[Records from a collection]
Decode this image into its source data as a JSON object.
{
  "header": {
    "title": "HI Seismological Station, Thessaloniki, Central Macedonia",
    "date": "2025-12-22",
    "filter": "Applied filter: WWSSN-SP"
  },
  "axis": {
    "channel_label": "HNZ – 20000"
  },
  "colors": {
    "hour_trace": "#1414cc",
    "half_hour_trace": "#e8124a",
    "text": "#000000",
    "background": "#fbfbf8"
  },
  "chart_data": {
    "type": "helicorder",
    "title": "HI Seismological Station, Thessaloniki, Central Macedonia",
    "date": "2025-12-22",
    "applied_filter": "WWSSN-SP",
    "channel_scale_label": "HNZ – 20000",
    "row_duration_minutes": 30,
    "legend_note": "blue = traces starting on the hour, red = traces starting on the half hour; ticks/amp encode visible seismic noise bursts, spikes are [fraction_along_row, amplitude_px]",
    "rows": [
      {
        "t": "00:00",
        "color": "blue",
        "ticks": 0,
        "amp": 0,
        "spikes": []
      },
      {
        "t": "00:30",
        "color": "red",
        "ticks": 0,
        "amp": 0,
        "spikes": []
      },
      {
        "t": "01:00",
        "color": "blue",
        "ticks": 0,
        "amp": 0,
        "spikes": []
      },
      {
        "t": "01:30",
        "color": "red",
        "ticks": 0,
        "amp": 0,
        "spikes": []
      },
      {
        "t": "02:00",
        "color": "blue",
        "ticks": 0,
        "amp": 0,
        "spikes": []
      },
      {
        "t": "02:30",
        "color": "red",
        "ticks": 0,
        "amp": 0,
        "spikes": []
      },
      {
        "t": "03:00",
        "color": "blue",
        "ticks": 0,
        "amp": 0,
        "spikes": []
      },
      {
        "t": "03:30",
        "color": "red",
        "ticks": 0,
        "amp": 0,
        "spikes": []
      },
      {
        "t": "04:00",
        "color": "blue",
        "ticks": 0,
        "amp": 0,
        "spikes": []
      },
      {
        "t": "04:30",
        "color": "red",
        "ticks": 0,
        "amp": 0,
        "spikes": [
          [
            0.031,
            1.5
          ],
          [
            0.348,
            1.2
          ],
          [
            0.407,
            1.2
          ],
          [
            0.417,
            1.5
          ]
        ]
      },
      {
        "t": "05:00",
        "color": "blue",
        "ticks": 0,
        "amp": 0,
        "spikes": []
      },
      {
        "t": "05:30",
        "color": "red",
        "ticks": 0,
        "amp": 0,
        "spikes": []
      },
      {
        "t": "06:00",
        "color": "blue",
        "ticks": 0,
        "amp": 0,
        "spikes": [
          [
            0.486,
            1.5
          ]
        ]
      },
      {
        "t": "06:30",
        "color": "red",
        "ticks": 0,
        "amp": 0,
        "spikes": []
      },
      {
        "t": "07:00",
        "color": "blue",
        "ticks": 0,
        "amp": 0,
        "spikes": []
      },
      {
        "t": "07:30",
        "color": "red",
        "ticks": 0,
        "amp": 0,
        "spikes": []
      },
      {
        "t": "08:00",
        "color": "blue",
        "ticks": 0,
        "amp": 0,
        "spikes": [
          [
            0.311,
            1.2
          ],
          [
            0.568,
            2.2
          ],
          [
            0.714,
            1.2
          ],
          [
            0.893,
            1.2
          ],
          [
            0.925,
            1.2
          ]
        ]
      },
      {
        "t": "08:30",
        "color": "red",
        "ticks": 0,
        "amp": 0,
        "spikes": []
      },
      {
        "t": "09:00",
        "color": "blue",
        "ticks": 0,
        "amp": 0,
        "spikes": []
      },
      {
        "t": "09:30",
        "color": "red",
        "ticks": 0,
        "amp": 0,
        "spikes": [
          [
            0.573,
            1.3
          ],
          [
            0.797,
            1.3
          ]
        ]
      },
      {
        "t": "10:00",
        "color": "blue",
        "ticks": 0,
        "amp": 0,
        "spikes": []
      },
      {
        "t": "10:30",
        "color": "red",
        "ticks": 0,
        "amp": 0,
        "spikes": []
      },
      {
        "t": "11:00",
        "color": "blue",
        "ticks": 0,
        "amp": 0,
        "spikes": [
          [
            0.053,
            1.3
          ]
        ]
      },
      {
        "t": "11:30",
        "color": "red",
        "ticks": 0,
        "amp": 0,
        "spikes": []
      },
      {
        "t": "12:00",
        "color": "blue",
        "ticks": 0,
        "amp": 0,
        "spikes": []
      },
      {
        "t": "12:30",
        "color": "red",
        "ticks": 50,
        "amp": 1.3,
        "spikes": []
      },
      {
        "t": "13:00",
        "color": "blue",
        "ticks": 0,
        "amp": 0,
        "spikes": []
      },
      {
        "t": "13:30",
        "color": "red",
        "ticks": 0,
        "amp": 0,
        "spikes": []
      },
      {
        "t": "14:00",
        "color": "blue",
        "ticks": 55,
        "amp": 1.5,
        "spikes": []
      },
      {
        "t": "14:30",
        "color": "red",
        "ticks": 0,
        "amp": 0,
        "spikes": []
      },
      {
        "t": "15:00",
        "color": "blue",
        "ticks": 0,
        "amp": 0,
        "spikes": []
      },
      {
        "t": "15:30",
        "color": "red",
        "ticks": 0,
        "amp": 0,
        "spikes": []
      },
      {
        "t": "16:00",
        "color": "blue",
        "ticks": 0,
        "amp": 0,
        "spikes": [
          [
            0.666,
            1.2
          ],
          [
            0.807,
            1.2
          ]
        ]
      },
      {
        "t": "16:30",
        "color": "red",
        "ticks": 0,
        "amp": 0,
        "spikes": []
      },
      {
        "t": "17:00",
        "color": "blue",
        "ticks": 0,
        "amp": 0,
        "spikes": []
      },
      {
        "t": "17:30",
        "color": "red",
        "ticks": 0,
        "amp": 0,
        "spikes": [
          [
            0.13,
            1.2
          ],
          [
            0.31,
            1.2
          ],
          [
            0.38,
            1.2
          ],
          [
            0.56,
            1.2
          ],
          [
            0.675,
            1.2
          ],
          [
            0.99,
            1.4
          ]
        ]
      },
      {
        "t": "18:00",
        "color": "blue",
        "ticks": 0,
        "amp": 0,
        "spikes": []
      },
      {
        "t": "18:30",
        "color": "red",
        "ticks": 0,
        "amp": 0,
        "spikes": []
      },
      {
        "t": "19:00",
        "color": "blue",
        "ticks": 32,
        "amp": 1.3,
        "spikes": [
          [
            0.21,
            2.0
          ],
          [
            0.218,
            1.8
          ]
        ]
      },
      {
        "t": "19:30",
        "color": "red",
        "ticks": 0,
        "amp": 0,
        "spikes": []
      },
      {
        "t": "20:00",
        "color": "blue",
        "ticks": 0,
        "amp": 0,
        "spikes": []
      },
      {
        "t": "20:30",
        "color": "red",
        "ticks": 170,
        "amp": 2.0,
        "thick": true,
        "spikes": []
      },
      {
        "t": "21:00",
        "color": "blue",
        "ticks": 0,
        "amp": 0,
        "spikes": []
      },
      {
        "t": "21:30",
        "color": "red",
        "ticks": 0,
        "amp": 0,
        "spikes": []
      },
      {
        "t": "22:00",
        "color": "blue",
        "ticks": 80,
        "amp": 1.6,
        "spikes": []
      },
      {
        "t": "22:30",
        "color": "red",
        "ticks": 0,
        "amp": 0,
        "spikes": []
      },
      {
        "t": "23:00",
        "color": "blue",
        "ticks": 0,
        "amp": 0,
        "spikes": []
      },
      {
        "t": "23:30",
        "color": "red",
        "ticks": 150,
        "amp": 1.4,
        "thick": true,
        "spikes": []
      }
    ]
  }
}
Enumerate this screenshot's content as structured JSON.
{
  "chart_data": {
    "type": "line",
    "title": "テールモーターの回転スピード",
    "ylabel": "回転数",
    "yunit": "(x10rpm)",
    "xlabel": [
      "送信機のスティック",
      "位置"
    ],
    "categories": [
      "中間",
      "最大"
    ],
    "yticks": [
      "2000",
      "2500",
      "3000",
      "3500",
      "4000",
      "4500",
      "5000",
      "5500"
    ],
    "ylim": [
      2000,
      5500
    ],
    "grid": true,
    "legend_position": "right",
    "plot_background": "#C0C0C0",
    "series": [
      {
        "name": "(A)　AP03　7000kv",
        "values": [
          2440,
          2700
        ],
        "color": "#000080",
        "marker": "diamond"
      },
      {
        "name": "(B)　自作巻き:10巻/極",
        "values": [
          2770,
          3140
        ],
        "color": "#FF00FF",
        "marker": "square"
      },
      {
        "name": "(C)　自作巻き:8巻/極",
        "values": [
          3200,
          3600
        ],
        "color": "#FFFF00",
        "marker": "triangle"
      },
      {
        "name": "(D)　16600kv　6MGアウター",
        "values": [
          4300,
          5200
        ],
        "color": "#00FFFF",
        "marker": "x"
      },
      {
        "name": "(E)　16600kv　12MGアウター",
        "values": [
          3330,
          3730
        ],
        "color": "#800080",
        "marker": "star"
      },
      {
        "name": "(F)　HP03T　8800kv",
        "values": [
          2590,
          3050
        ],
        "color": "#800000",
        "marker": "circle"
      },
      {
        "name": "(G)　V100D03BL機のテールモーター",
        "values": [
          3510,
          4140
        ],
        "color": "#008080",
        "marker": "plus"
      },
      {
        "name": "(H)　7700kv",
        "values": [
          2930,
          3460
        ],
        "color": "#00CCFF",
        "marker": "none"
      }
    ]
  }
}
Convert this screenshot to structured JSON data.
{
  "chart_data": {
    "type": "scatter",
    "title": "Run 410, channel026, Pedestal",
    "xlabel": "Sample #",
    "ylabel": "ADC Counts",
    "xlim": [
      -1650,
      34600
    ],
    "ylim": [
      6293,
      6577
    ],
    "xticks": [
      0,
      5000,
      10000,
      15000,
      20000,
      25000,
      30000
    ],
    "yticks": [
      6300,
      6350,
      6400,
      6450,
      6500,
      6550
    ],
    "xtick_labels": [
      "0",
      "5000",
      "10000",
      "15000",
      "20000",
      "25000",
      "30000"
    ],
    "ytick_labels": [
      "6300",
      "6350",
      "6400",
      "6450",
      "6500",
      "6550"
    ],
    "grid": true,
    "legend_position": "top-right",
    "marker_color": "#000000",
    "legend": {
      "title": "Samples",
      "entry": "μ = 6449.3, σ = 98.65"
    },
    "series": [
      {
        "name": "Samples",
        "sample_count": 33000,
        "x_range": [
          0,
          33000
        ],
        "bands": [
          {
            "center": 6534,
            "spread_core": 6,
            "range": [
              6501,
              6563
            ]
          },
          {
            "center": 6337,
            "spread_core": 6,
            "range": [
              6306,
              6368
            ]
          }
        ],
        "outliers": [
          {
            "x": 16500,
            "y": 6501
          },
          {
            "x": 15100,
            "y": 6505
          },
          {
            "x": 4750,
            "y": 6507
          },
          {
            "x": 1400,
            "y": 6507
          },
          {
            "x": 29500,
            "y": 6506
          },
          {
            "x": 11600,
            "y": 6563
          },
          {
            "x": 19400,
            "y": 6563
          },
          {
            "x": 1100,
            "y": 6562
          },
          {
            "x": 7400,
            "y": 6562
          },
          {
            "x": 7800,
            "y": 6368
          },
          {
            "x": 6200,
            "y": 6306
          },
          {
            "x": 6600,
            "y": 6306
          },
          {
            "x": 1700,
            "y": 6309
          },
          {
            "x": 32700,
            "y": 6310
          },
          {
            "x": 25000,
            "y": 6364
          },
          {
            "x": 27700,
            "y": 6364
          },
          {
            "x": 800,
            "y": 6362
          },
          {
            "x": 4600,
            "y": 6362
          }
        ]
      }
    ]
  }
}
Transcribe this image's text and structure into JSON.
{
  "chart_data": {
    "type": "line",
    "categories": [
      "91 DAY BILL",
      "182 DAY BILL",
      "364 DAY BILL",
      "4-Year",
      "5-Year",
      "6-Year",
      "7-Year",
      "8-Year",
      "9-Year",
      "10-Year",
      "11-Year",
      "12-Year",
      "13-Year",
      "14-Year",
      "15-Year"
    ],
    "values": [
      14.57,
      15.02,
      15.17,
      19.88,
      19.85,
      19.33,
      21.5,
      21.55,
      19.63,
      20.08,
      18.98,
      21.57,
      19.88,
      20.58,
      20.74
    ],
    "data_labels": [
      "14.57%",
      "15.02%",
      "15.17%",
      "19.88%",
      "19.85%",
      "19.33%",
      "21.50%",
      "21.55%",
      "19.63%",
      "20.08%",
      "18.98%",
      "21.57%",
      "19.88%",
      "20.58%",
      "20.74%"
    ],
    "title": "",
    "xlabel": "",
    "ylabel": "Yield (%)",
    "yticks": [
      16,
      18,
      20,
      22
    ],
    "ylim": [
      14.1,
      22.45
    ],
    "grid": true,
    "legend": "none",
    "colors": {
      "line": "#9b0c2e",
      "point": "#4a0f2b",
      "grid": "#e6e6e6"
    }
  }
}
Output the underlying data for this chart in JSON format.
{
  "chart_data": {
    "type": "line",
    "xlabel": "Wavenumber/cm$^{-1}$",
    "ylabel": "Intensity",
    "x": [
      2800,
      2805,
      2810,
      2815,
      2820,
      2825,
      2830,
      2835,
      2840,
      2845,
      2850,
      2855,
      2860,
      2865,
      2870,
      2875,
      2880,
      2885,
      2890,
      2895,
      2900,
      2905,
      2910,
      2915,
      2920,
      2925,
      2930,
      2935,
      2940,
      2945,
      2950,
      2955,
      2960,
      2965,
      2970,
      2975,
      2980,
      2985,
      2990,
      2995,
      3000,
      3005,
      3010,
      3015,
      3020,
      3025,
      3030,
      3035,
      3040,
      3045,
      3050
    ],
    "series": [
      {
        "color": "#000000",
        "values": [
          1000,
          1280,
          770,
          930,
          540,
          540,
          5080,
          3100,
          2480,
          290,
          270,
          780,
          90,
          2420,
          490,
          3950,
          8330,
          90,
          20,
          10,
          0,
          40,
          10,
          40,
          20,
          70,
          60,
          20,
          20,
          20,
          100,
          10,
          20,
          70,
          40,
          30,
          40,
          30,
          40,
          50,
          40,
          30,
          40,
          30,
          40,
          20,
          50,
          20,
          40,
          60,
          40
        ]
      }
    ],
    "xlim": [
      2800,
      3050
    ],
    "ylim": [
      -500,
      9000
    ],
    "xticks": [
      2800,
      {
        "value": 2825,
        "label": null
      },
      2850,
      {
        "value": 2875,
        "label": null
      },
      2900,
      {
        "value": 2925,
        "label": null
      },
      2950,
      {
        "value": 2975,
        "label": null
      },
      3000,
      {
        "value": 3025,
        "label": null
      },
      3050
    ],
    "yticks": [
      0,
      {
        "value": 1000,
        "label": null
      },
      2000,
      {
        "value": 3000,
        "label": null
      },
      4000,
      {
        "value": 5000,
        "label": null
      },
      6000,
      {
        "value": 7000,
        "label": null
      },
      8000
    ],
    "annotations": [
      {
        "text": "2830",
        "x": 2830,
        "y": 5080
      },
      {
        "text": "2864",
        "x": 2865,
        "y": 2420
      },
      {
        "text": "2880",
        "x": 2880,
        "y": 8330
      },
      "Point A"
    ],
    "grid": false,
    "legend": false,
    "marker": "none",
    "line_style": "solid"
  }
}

## Task statement
Counting only lines of the data above that hold "WWSSN", report the total and nothing else.

## Problem solution
2